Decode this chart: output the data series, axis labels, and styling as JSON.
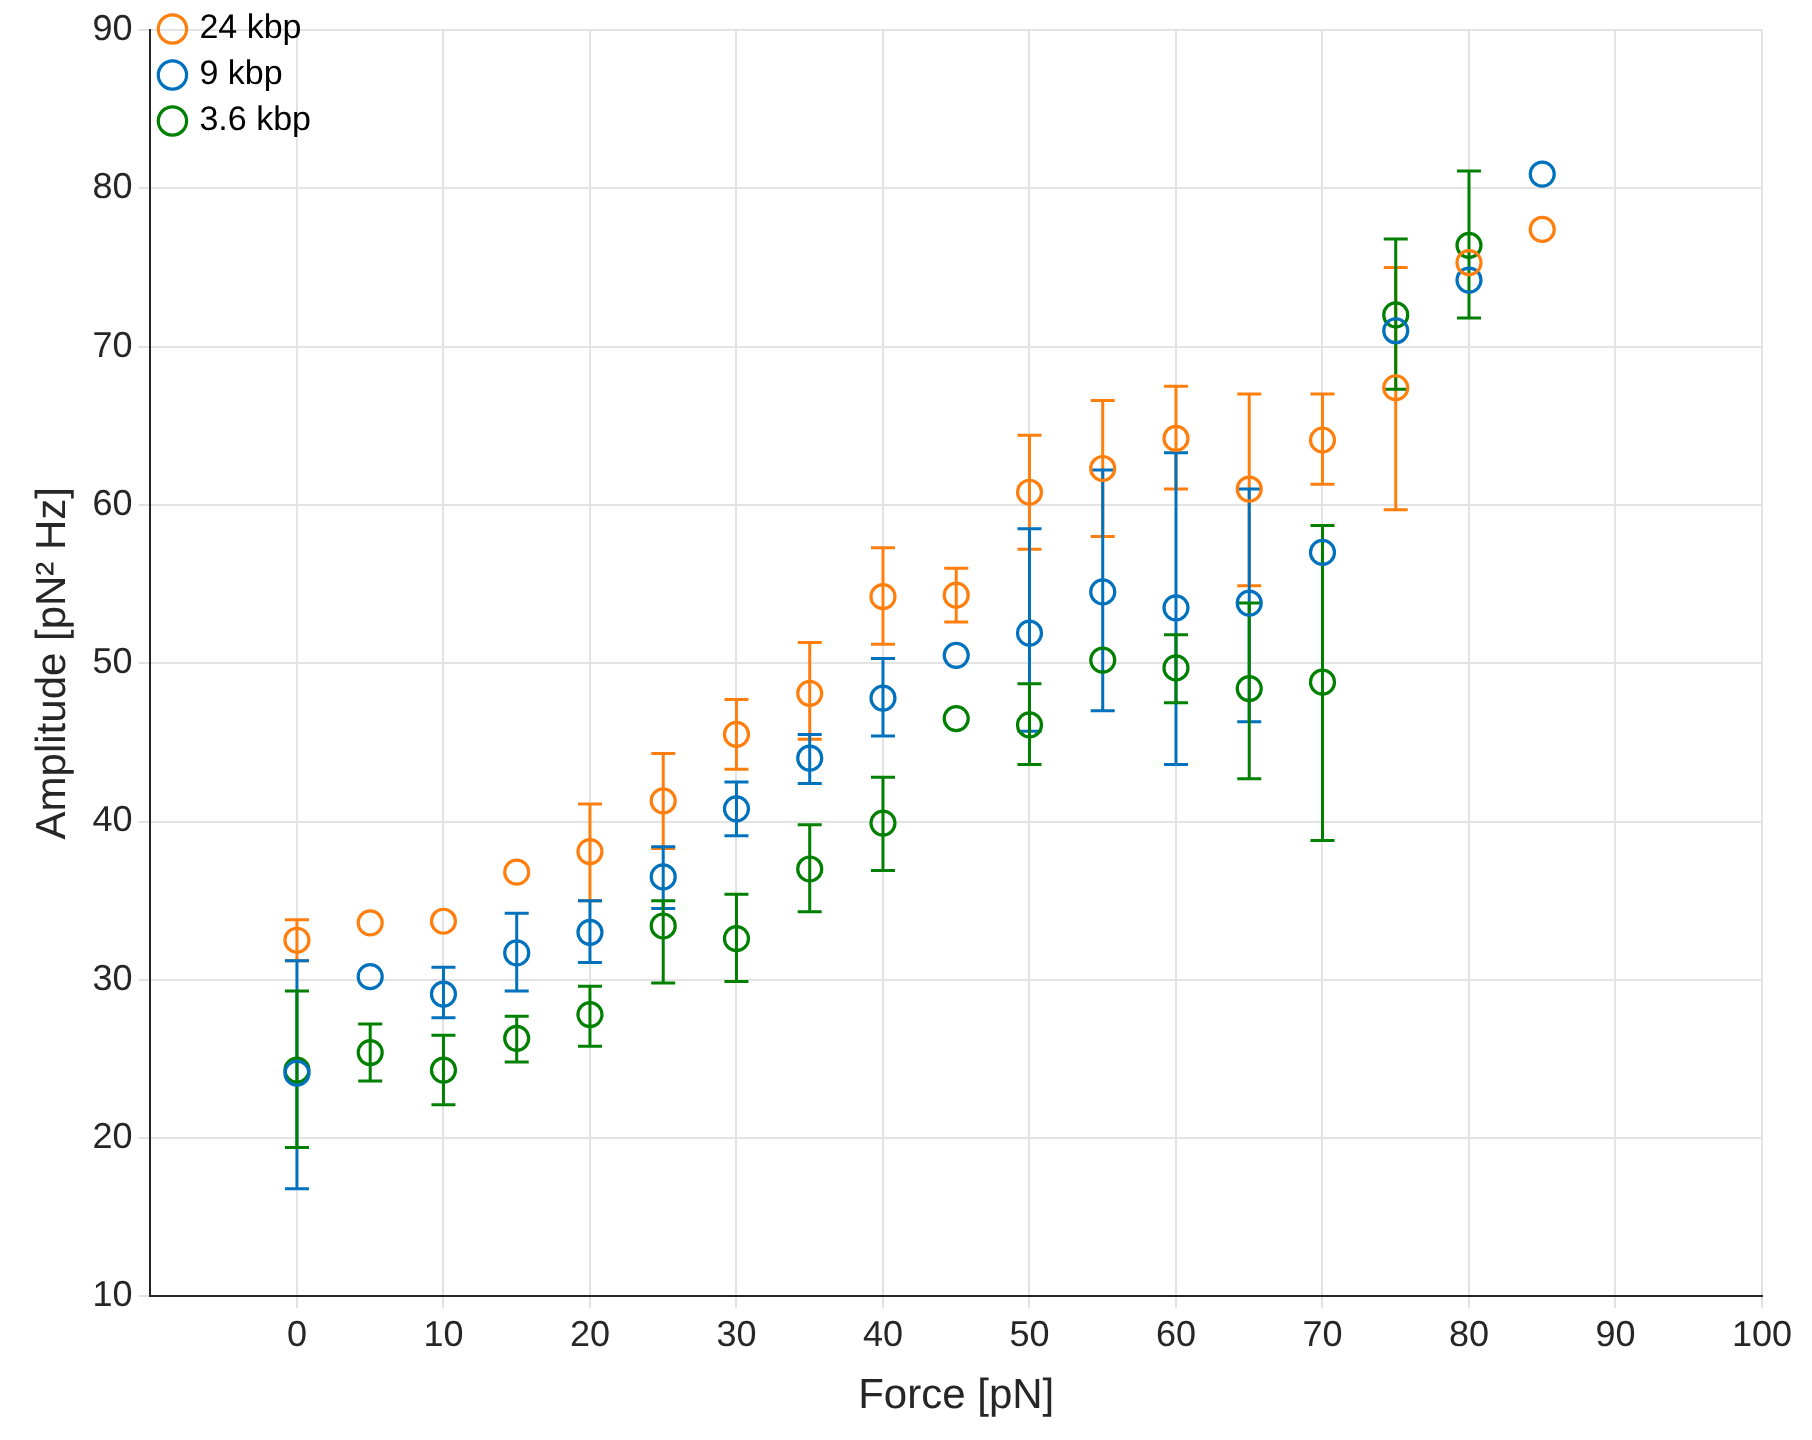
{
  "chart_data": {
    "type": "scatter",
    "xlabel": "Force [pN]",
    "ylabel": "Amplitude [pN² Hz]",
    "xlim": [
      -10,
      100
    ],
    "xticks": [
      0,
      10,
      20,
      30,
      40,
      50,
      60,
      70,
      80,
      90,
      100
    ],
    "ylim": [
      10,
      90
    ],
    "yticks": [
      10,
      20,
      30,
      40,
      50,
      60,
      70,
      80,
      90
    ],
    "grid": true,
    "legend": "top left",
    "marker": "circle",
    "series": [
      {
        "name": "24 kbp",
        "color": "#ff7f0e",
        "x": [
          0,
          5,
          10,
          15,
          20,
          25,
          30,
          35,
          40,
          45,
          50,
          55,
          60,
          65,
          70,
          75,
          80,
          85
        ],
        "values": [
          32.5,
          33.6,
          33.7,
          36.8,
          38.1,
          41.3,
          45.5,
          48.1,
          54.2,
          54.3,
          60.8,
          62.3,
          64.2,
          61,
          64.1,
          67.4,
          75.3,
          77.4
        ],
        "errors": [
          [
            31.2,
            33.8
          ],
          null,
          null,
          null,
          [
            35,
            41.1
          ],
          [
            38.3,
            44.3
          ],
          [
            43.3,
            47.7
          ],
          [
            45.2,
            51.3
          ],
          [
            51.2,
            57.3
          ],
          [
            52.6,
            56
          ],
          [
            57.2,
            64.4
          ],
          [
            58,
            66.6
          ],
          [
            61,
            67.5
          ],
          [
            54.9,
            67
          ],
          [
            61.3,
            67
          ],
          [
            59.7,
            75
          ],
          null,
          null
        ]
      },
      {
        "name": "9 kbp",
        "color": "#0072bd",
        "x": [
          0,
          5,
          10,
          15,
          20,
          25,
          30,
          35,
          40,
          45,
          50,
          55,
          60,
          65,
          70,
          75,
          80,
          85
        ],
        "values": [
          24.1,
          30.2,
          29.1,
          31.7,
          33,
          36.5,
          40.8,
          44,
          47.8,
          50.5,
          51.9,
          54.5,
          53.5,
          53.8,
          57,
          71,
          74.2,
          80.9
        ],
        "errors": [
          [
            16.8,
            31.2
          ],
          null,
          [
            27.6,
            30.8
          ],
          [
            29.3,
            34.2
          ],
          [
            31.1,
            35
          ],
          [
            34.5,
            38.4
          ],
          [
            39.1,
            42.5
          ],
          [
            42.4,
            45.5
          ],
          [
            45.4,
            50.3
          ],
          null,
          [
            45.7,
            58.5
          ],
          [
            47,
            62.2
          ],
          [
            43.6,
            63.3
          ],
          [
            46.3,
            61
          ],
          null,
          null,
          null,
          null
        ]
      },
      {
        "name": "3.6 kbp",
        "color": "#008000",
        "x": [
          0,
          5,
          10,
          15,
          20,
          25,
          30,
          35,
          40,
          45,
          50,
          55,
          60,
          65,
          70,
          75,
          80
        ],
        "values": [
          24.3,
          25.4,
          24.3,
          26.3,
          27.8,
          33.4,
          32.6,
          37,
          39.9,
          46.5,
          46.1,
          50.2,
          49.7,
          48.4,
          48.8,
          72,
          76.4
        ],
        "errors": [
          [
            19.4,
            29.3
          ],
          [
            23.6,
            27.2
          ],
          [
            22.1,
            26.5
          ],
          [
            24.8,
            27.7
          ],
          [
            25.8,
            29.6
          ],
          [
            29.8,
            35
          ],
          [
            29.9,
            35.4
          ],
          [
            34.3,
            39.8
          ],
          [
            36.9,
            42.8
          ],
          null,
          [
            43.6,
            48.7
          ],
          null,
          [
            47.5,
            51.8
          ],
          [
            42.7,
            53.8
          ],
          [
            38.8,
            58.7
          ],
          [
            67.3,
            76.8
          ],
          [
            71.8,
            81.1
          ]
        ]
      }
    ]
  }
}
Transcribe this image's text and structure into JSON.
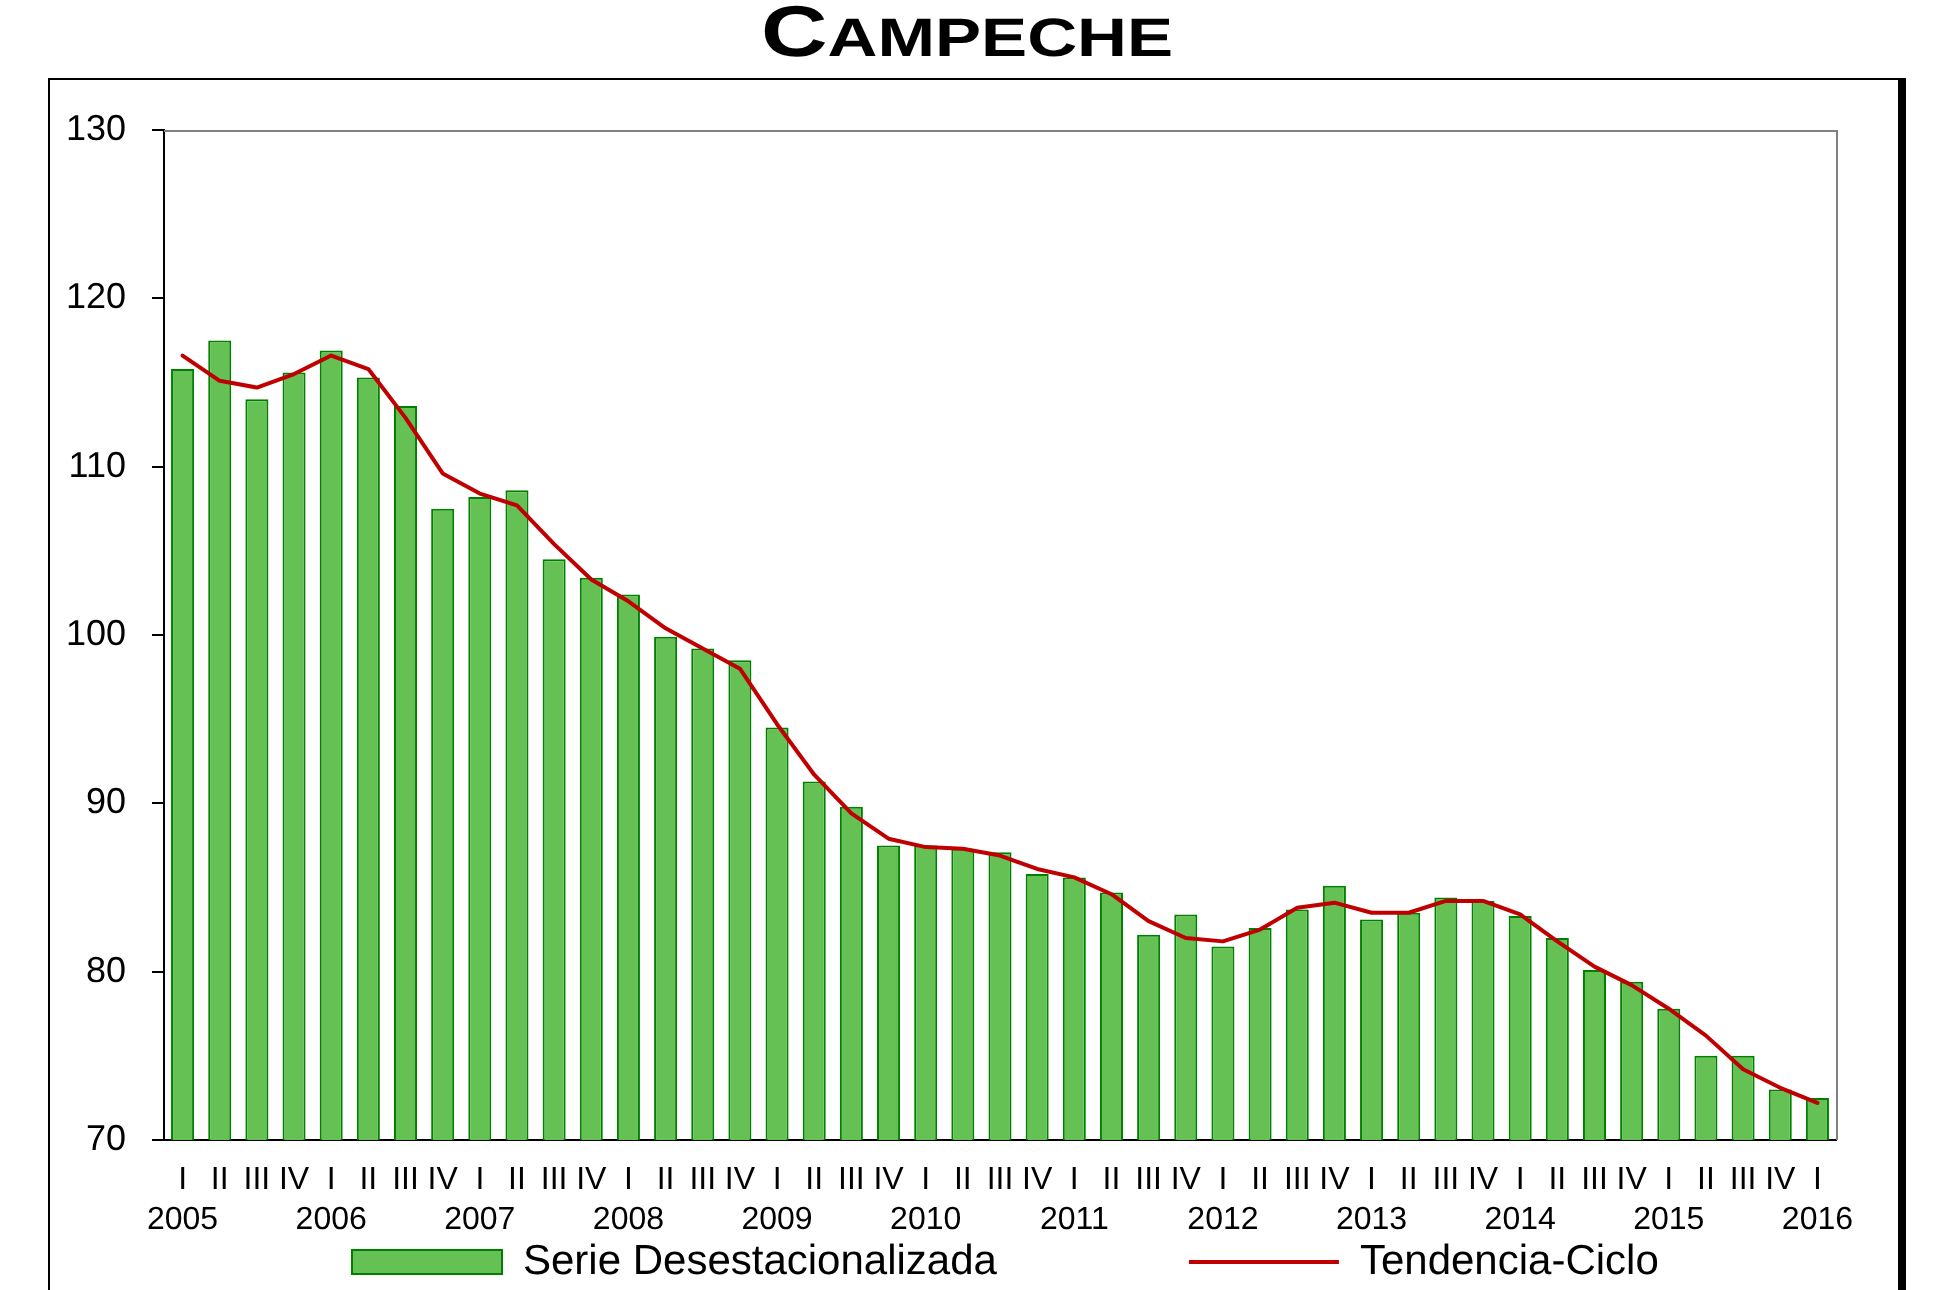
{
  "chart_data": {
    "type": "bar",
    "title": "CAMPECHE",
    "categories": [
      "I",
      "II",
      "III",
      "IV",
      "I",
      "II",
      "III",
      "IV",
      "I",
      "II",
      "III",
      "IV",
      "I",
      "II",
      "III",
      "IV",
      "I",
      "II",
      "III",
      "IV",
      "I",
      "II",
      "III",
      "IV",
      "I",
      "II",
      "III",
      "IV",
      "I",
      "II",
      "III",
      "IV",
      "I",
      "II",
      "III",
      "IV",
      "I",
      "II",
      "III",
      "IV",
      "I",
      "II",
      "III",
      "IV",
      "I"
    ],
    "series": [
      {
        "name": "Serie Desestacionalizada",
        "color": "#66c155",
        "values": [
          115.8,
          117.5,
          114.0,
          115.6,
          116.9,
          115.3,
          113.6,
          107.5,
          108.2,
          108.6,
          104.5,
          103.4,
          102.4,
          99.9,
          99.2,
          98.5,
          94.5,
          91.3,
          89.8,
          87.5,
          87.5,
          87.3,
          87.1,
          85.8,
          85.6,
          84.7,
          82.2,
          83.4,
          81.5,
          82.6,
          83.7,
          85.1,
          83.1,
          83.5,
          84.4,
          84.2,
          83.3,
          82.0,
          80.1,
          79.4,
          77.8,
          75.0,
          75.0,
          73.0,
          72.5
        ]
      },
      {
        "name": "Tendencia-Ciclo",
        "type": "line",
        "color": "#c00000",
        "values": [
          116.6,
          115.1,
          114.7,
          115.5,
          116.6,
          115.8,
          112.9,
          109.6,
          108.4,
          107.7,
          105.4,
          103.3,
          102.0,
          100.4,
          99.2,
          98.0,
          94.7,
          91.7,
          89.4,
          87.9,
          87.4,
          87.3,
          86.9,
          86.1,
          85.6,
          84.6,
          83.0,
          82.0,
          81.8,
          82.5,
          83.8,
          84.1,
          83.5,
          83.5,
          84.2,
          84.2,
          83.4,
          81.8,
          80.3,
          79.2,
          77.8,
          76.2,
          74.2,
          73.1,
          72.2
        ]
      }
    ],
    "x2lim": [
      2004.875,
      2016.125
    ],
    "x2ticks": [
      2005,
      2006,
      2007,
      2008,
      2009,
      2010,
      2011,
      2012,
      2013,
      2014,
      2015,
      2016
    ],
    "ylim": [
      70,
      130
    ],
    "yticks": [
      70,
      80,
      90,
      100,
      110,
      120,
      130
    ],
    "grid": false,
    "legend": "bottom",
    "marker": "none"
  }
}
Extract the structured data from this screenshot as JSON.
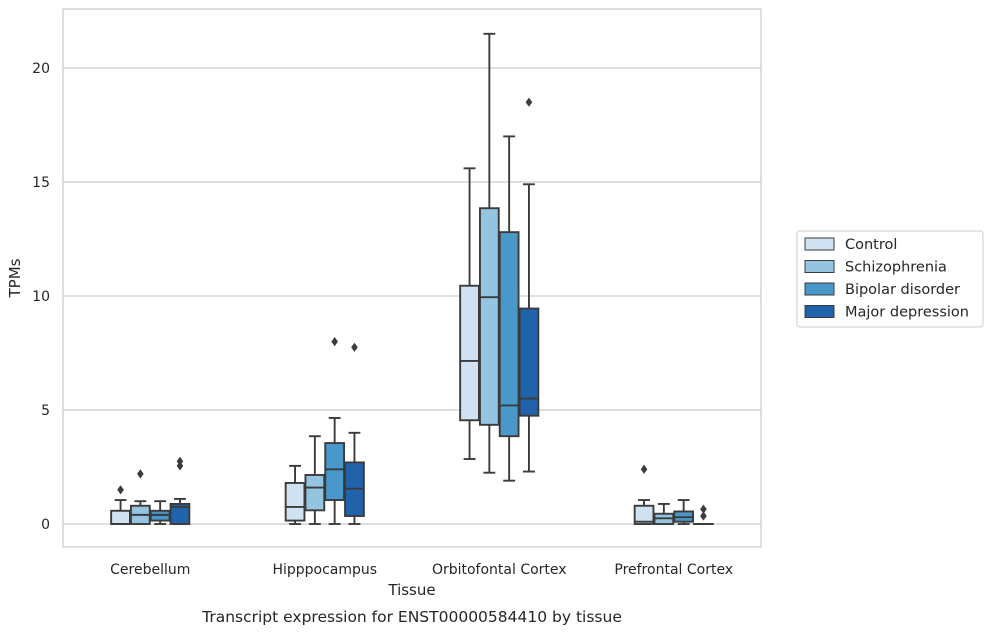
::::
→ **Problem statement**: Copy out every line in the listing where the word "JSON" appears.

→ **Response below**:
Decode this chart: output the data series, axis labels, and styling as JSON.
Transcribe this image's text and structure into JSON.
Extract the structured data from this screenshot as JSON.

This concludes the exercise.